Corruption is by definition part of a system, and systems evolve for a reason. Corruption is not a good thing. But, depending on its nature and the way it has come about, it may well be less damaging than it first appears. Julius Nyerere was fundamentally a decent man; far fewer people would say the same about Suharto. Yet though personal corruption was one of the main differences between them, it does not alter the fact that the latter enriched his country while the former helped keep his desperately poor.

Chapter 9. Path Dependence: Why Are Pandas So Useless?

Giant pandas are incompetent, inefficient piebald buffoons, and we should end their public subsidies and let them die out. I once said that in the pages of an international newspaper, and the responses of outraged readers comparing me to a genocidal dictator flooded in for days. I stand by my views, however, and am now going to draw on them to create a slightly tenuous metaphor for economic development.
---
SET EXERCISE 1:
In the excerpt, which leader is called "fundamentally a decent man"?
SET EXERCISE 2:
Summarize the excerpt in two sentences.
SET EXERCISE 3:
Rewrite the excerpt's paragraph beginning "Giant pandas are incompetent" more briefly, keeping its main facts.
The data after the excerpt plays no role here.

DATA SHOWN:
---
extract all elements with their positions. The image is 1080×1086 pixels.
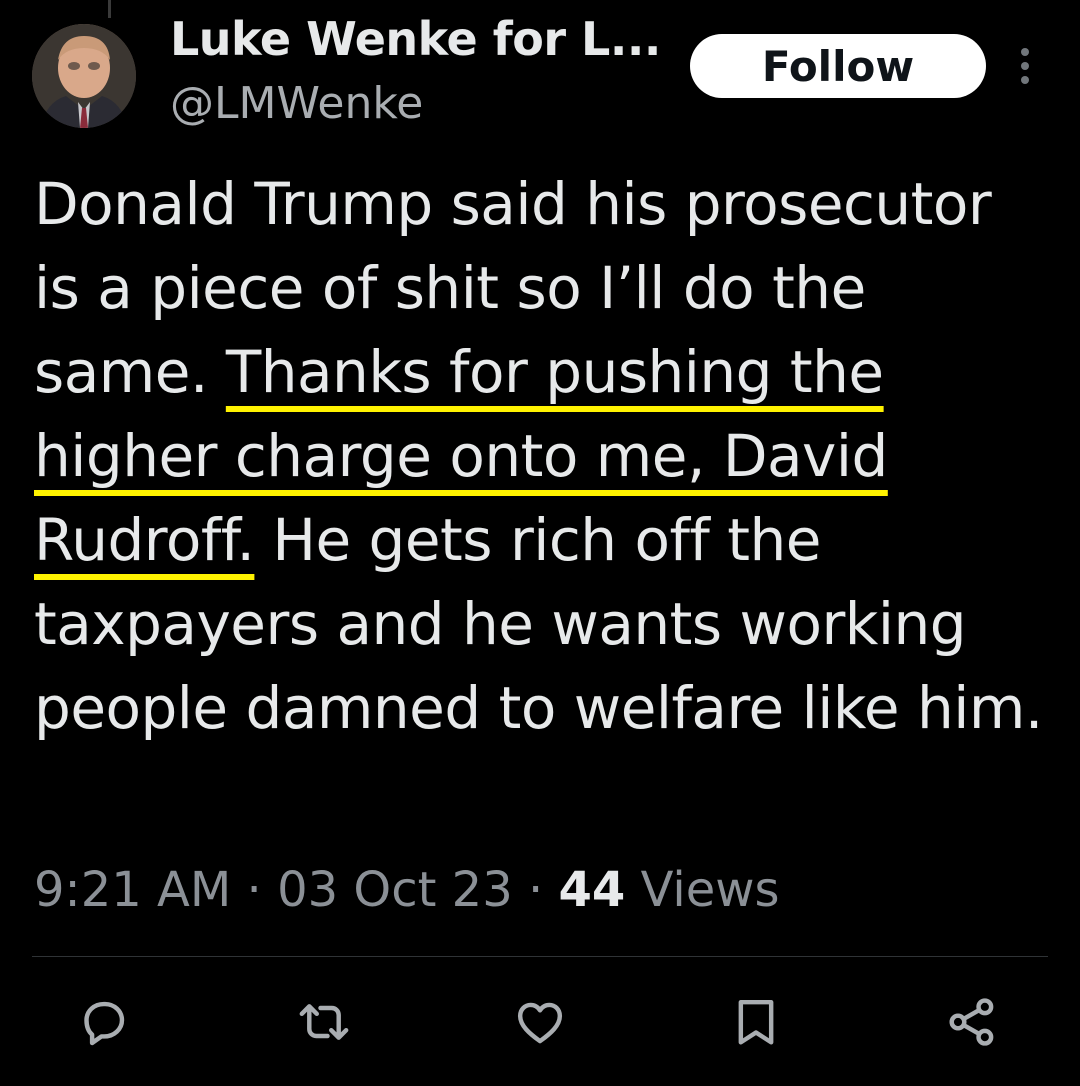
---
FINAL RESULT 1:
Julius Nyerere.

FINAL RESULT 2:
The excerpt argues that corruption, though not a good thing, is part of a system that evolved for a reason and may be less damaging than it first appears: the decent Julius Nyerere helped keep his country desperately poor, while Suharto enriched his. It then opens Chapter 9, on path dependence, where the author stands by an earlier newspaper claim that giant pandas should lose their public subsidies and die out, and turns that view into a metaphor for economic development.

FINAL RESULT 3:
The author once wrote in an international newspaper that giant pandas are incompetent, inefficient buffoons whose public subsidies should end so they can die out. For days, outraged readers responded, comparing the author to a genocidal dictator. The author still holds that view and now uses it as a slightly tenuous metaphor for economic development.